*SET TASK*
Output all the material that follows, exactly as given.

*PROVIDED MATERIAL*
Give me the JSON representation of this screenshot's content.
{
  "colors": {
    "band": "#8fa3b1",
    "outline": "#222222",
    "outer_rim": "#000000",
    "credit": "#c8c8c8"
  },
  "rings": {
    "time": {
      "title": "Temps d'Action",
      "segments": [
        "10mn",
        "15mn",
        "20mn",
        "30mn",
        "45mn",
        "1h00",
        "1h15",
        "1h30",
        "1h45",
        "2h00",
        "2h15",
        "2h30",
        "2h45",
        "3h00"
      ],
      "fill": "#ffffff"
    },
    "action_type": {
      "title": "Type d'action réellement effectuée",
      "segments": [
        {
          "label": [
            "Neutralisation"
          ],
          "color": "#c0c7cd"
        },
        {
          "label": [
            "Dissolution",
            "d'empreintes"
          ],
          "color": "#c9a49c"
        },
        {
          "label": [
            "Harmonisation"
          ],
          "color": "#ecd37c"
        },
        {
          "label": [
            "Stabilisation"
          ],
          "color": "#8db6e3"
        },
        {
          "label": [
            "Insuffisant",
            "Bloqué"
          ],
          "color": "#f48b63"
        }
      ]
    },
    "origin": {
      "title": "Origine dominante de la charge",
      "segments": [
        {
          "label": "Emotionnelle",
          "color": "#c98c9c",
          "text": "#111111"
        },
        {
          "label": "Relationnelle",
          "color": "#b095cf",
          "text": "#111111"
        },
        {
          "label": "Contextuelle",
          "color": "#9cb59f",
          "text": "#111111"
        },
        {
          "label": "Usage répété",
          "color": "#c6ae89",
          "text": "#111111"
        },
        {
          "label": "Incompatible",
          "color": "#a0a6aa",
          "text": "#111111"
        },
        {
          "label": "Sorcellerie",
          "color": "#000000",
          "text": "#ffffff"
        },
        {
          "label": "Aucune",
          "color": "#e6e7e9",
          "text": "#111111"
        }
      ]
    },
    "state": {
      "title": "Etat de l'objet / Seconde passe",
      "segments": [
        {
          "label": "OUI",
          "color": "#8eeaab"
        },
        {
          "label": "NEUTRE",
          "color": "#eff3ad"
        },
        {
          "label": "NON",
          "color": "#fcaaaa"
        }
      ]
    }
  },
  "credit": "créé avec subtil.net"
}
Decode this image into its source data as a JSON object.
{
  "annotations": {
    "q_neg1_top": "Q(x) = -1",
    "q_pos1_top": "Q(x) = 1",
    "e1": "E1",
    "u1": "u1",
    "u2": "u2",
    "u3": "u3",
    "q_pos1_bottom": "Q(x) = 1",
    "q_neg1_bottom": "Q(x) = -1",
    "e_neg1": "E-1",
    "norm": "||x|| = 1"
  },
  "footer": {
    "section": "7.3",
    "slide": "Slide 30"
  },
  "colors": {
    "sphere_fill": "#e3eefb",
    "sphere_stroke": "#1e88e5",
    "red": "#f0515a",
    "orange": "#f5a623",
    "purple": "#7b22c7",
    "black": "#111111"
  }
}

*EXERCISE SOLUTION*
Give me the JSON representation of this screenshot's content.
{
  "colors": {
    "band": "#8fa3b1",
    "outline": "#222222",
    "outer_rim": "#000000",
    "credit": "#c8c8c8"
  },
  "rings": {
    "time": {
      "title": "Temps d'Action",
      "segments": [
        "10mn",
        "15mn",
        "20mn",
        "30mn",
        "45mn",
        "1h00",
        "1h15",
        "1h30",
        "1h45",
        "2h00",
        "2h15",
        "2h30",
        "2h45",
        "3h00"
      ],
      "fill": "#ffffff"
    },
    "action_type": {
      "title": "Type d'action réellement effectuée",
      "segments": [
        {
          "label": [
            "Neutralisation"
          ],
          "color": "#c0c7cd"
        },
        {
          "label": [
            "Dissolution",
            "d'empreintes"
          ],
          "color": "#c9a49c"
        },
        {
          "label": [
            "Harmonisation"
          ],
          "color": "#ecd37c"
        },
        {
          "label": [
            "Stabilisation"
          ],
          "color": "#8db6e3"
        },
        {
          "label": [
            "Insuffisant",
            "Bloqué"
          ],
          "color": "#f48b63"
        }
      ]
    },
    "origin": {
      "title": "Origine dominante de la charge",
      "segments": [
        {
          "label": "Emotionnelle",
          "color": "#c98c9c",
          "text": "#111111"
        },
        {
          "label": "Relationnelle",
          "color": "#b095cf",
          "text": "#111111"
        },
        {
          "label": "Contextuelle",
          "color": "#9cb59f",
          "text": "#111111"
        },
        {
          "label": "Usage répété",
          "color": "#c6ae89",
          "text": "#111111"
        },
        {
          "label": "Incompatible",
          "color": "#a0a6aa",
          "text": "#111111"
        },
        {
          "label": "Sorcellerie",
          "color": "#000000",
          "text": "#ffffff"
        },
        {
          "label": "Aucune",
          "color": "#e6e7e9",
          "text": "#111111"
        }
      ]
    },
    "state": {
      "title": "Etat de l'objet / Seconde passe",
      "segments": [
        {
          "label": "OUI",
          "color": "#8eeaab"
        },
        {
          "label": "NEUTRE",
          "color": "#eff3ad"
        },
        {
          "label": "NON",
          "color": "#fcaaaa"
        }
      ]
    }
  },
  "credit": "créé avec subtil.net"
}
Decode this image into its source data as a JSON object.
{
  "annotations": {
    "q_neg1_top": "Q(x) = -1",
    "q_pos1_top": "Q(x) = 1",
    "e1": "E1",
    "u1": "u1",
    "u2": "u2",
    "u3": "u3",
    "q_pos1_bottom": "Q(x) = 1",
    "q_neg1_bottom": "Q(x) = -1",
    "e_neg1": "E-1",
    "norm": "||x|| = 1"
  },
  "footer": {
    "section": "7.3",
    "slide": "Slide 30"
  },
  "colors": {
    "sphere_fill": "#e3eefb",
    "sphere_stroke": "#1e88e5",
    "red": "#f0515a",
    "orange": "#f5a623",
    "purple": "#7b22c7",
    "black": "#111111"
  }
}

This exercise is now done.